— Start —

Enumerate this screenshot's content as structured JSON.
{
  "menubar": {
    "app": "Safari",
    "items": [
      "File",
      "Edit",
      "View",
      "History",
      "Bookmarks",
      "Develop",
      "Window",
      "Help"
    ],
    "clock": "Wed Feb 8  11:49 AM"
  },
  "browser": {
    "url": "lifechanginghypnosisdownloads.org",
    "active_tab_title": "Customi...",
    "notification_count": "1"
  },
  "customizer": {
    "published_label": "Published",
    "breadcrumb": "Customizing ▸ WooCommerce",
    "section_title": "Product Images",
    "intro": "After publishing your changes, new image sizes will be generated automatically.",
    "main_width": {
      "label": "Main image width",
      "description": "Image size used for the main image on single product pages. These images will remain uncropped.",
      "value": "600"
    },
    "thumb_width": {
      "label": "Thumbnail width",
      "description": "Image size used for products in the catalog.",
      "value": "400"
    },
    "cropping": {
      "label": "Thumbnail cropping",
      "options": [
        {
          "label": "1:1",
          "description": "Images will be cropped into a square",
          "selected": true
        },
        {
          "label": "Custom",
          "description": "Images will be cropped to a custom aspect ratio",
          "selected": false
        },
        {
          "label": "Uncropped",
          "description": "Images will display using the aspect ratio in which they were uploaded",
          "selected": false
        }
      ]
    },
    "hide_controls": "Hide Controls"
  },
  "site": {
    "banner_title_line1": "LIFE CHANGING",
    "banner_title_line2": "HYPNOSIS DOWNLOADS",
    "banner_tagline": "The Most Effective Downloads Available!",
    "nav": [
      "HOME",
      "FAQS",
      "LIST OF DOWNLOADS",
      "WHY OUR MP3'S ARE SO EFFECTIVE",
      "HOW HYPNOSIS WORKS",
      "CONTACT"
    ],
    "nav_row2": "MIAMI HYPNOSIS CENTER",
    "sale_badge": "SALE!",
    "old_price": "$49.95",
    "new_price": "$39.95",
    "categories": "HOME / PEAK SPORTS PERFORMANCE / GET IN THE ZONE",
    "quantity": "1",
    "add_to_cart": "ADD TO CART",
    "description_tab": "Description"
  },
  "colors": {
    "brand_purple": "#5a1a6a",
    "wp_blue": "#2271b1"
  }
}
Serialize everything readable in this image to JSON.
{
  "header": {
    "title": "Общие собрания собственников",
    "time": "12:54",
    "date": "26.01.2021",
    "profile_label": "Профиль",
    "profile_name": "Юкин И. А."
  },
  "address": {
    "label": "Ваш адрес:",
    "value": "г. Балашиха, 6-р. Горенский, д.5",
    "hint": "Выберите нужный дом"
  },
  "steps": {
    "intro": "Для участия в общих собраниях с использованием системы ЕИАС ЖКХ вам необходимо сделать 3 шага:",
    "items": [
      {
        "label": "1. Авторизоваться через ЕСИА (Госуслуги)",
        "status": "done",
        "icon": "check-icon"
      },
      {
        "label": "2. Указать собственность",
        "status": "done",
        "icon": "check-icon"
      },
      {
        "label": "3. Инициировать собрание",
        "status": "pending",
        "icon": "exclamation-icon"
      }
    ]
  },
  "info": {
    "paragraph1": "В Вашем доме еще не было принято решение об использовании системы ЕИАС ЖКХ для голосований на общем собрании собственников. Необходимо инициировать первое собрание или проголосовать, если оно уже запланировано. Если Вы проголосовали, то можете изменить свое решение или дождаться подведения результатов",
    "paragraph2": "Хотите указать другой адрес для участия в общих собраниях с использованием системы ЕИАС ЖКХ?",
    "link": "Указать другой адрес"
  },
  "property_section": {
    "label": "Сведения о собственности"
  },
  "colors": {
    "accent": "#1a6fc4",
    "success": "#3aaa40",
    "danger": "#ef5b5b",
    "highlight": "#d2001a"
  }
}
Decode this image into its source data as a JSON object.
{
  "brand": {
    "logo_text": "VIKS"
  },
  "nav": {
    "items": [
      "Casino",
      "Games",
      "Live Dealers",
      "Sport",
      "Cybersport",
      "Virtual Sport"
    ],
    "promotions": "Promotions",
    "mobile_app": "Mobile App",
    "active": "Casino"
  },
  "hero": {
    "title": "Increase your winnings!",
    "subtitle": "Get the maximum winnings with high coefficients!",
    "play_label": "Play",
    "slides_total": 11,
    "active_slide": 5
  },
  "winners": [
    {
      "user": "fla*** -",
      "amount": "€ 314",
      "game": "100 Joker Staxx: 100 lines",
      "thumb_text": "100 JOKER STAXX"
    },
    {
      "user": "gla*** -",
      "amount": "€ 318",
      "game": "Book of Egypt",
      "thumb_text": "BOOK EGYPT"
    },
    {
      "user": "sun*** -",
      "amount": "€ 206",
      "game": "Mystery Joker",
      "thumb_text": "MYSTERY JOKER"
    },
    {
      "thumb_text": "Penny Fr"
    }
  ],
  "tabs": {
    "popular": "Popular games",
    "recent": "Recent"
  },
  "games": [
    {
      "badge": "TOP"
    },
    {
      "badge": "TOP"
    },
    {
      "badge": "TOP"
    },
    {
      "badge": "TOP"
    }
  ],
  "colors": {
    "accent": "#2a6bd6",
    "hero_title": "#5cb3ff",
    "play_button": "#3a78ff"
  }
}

— End —

## EXERCISE GOAL
Print out every entry, keeping each one exact.

## ANSWER
Enumerate this screenshot's content as structured JSON.
{
  "menubar": {
    "app": "Safari",
    "items": [
      "File",
      "Edit",
      "View",
      "History",
      "Bookmarks",
      "Develop",
      "Window",
      "Help"
    ],
    "clock": "Wed Feb 8  11:49 AM"
  },
  "browser": {
    "url": "lifechanginghypnosisdownloads.org",
    "active_tab_title": "Customi...",
    "notification_count": "1"
  },
  "customizer": {
    "published_label": "Published",
    "breadcrumb": "Customizing ▸ WooCommerce",
    "section_title": "Product Images",
    "intro": "After publishing your changes, new image sizes will be generated automatically.",
    "main_width": {
      "label": "Main image width",
      "description": "Image size used for the main image on single product pages. These images will remain uncropped.",
      "value": "600"
    },
    "thumb_width": {
      "label": "Thumbnail width",
      "description": "Image size used for products in the catalog.",
      "value": "400"
    },
    "cropping": {
      "label": "Thumbnail cropping",
      "options": [
        {
          "label": "1:1",
          "description": "Images will be cropped into a square",
          "selected": true
        },
        {
          "label": "Custom",
          "description": "Images will be cropped to a custom aspect ratio",
          "selected": false
        },
        {
          "label": "Uncropped",
          "description": "Images will display using the aspect ratio in which they were uploaded",
          "selected": false
        }
      ]
    },
    "hide_controls": "Hide Controls"
  },
  "site": {
    "banner_title_line1": "LIFE CHANGING",
    "banner_title_line2": "HYPNOSIS DOWNLOADS",
    "banner_tagline": "The Most Effective Downloads Available!",
    "nav": [
      "HOME",
      "FAQS",
      "LIST OF DOWNLOADS",
      "WHY OUR MP3'S ARE SO EFFECTIVE",
      "HOW HYPNOSIS WORKS",
      "CONTACT"
    ],
    "nav_row2": "MIAMI HYPNOSIS CENTER",
    "sale_badge": "SALE!",
    "old_price": "$49.95",
    "new_price": "$39.95",
    "categories": "HOME / PEAK SPORTS PERFORMANCE / GET IN THE ZONE",
    "quantity": "1",
    "add_to_cart": "ADD TO CART",
    "description_tab": "Description"
  },
  "colors": {
    "brand_purple": "#5a1a6a",
    "wp_blue": "#2271b1"
  }
}
Serialize everything readable in this image to JSON.
{
  "header": {
    "title": "Общие собрания собственников",
    "time": "12:54",
    "date": "26.01.2021",
    "profile_label": "Профиль",
    "profile_name": "Юкин И. А."
  },
  "address": {
    "label": "Ваш адрес:",
    "value": "г. Балашиха, 6-р. Горенский, д.5",
    "hint": "Выберите нужный дом"
  },
  "steps": {
    "intro": "Для участия в общих собраниях с использованием системы ЕИАС ЖКХ вам необходимо сделать 3 шага:",
    "items": [
      {
        "label": "1. Авторизоваться через ЕСИА (Госуслуги)",
        "status": "done",
        "icon": "check-icon"
      },
      {
        "label": "2. Указать собственность",
        "status": "done",
        "icon": "check-icon"
      },
      {
        "label": "3. Инициировать собрание",
        "status": "pending",
        "icon": "exclamation-icon"
      }
    ]
  },
  "info": {
    "paragraph1": "В Вашем доме еще не было принято решение об использовании системы ЕИАС ЖКХ для голосований на общем собрании собственников. Необходимо инициировать первое собрание или проголосовать, если оно уже запланировано. Если Вы проголосовали, то можете изменить свое решение или дождаться подведения результатов",
    "paragraph2": "Хотите указать другой адрес для участия в общих собраниях с использованием системы ЕИАС ЖКХ?",
    "link": "Указать другой адрес"
  },
  "property_section": {
    "label": "Сведения о собственности"
  },
  "colors": {
    "accent": "#1a6fc4",
    "success": "#3aaa40",
    "danger": "#ef5b5b",
    "highlight": "#d2001a"
  }
}
Decode this image into its source data as a JSON object.
{
  "brand": {
    "logo_text": "VIKS"
  },
  "nav": {
    "items": [
      "Casino",
      "Games",
      "Live Dealers",
      "Sport",
      "Cybersport",
      "Virtual Sport"
    ],
    "promotions": "Promotions",
    "mobile_app": "Mobile App",
    "active": "Casino"
  },
  "hero": {
    "title": "Increase your winnings!",
    "subtitle": "Get the maximum winnings with high coefficients!",
    "play_label": "Play",
    "slides_total": 11,
    "active_slide": 5
  },
  "winners": [
    {
      "user": "fla*** -",
      "amount": "€ 314",
      "game": "100 Joker Staxx: 100 lines",
      "thumb_text": "100 JOKER STAXX"
    },
    {
      "user": "gla*** -",
      "amount": "€ 318",
      "game": "Book of Egypt",
      "thumb_text": "BOOK EGYPT"
    },
    {
      "user": "sun*** -",
      "amount": "€ 206",
      "game": "Mystery Joker",
      "thumb_text": "MYSTERY JOKER"
    },
    {
      "thumb_text": "Penny Fr"
    }
  ],
  "tabs": {
    "popular": "Popular games",
    "recent": "Recent"
  },
  "games": [
    {
      "badge": "TOP"
    },
    {
      "badge": "TOP"
    },
    {
      "badge": "TOP"
    },
    {
      "badge": "TOP"
    }
  ],
  "colors": {
    "accent": "#2a6bd6",
    "hero_title": "#5cb3ff",
    "play_button": "#3a78ff"
  }
}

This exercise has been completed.